From the entries below, list each line with "Вход".
** begin Stored rows **
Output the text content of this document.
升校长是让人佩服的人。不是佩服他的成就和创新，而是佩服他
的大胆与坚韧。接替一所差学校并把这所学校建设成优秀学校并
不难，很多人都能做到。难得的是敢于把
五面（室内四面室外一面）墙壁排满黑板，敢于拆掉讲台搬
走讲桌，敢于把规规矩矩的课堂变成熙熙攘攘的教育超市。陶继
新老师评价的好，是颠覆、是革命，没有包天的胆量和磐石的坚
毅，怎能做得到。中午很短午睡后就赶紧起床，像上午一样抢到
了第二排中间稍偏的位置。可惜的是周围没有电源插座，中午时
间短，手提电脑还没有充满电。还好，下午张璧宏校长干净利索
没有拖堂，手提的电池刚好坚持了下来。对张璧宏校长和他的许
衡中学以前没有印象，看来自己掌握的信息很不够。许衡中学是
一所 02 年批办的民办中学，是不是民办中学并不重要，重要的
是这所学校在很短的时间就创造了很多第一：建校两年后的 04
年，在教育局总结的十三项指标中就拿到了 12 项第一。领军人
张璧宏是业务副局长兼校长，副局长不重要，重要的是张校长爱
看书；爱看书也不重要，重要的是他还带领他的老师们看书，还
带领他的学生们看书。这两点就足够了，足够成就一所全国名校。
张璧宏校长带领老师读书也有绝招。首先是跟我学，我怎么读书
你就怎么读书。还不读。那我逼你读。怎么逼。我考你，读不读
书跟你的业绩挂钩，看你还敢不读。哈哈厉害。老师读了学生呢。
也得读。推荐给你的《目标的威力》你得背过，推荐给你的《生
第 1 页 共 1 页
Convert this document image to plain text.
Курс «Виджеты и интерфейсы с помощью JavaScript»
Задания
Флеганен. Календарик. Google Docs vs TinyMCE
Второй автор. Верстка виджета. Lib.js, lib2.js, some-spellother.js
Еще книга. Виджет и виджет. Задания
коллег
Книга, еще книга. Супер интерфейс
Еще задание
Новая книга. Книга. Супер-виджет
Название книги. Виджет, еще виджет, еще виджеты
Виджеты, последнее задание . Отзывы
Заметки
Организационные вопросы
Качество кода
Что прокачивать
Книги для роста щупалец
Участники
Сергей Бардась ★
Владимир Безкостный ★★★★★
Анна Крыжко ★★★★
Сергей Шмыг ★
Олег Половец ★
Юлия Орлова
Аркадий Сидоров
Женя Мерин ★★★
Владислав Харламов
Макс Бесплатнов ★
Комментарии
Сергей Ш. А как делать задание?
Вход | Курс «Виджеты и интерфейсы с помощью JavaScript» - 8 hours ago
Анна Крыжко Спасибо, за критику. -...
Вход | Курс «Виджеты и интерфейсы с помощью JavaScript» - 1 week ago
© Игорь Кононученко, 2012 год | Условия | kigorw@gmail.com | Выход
** end Stored rows **
▸ **Response for this exercise**:
Вход | Курс «Виджеты и интерфейсы с помощью JavaScript» - 8 hours ago
Вход | Курс «Виджеты и интерфейсы с помощью JavaScript» - 1 week ago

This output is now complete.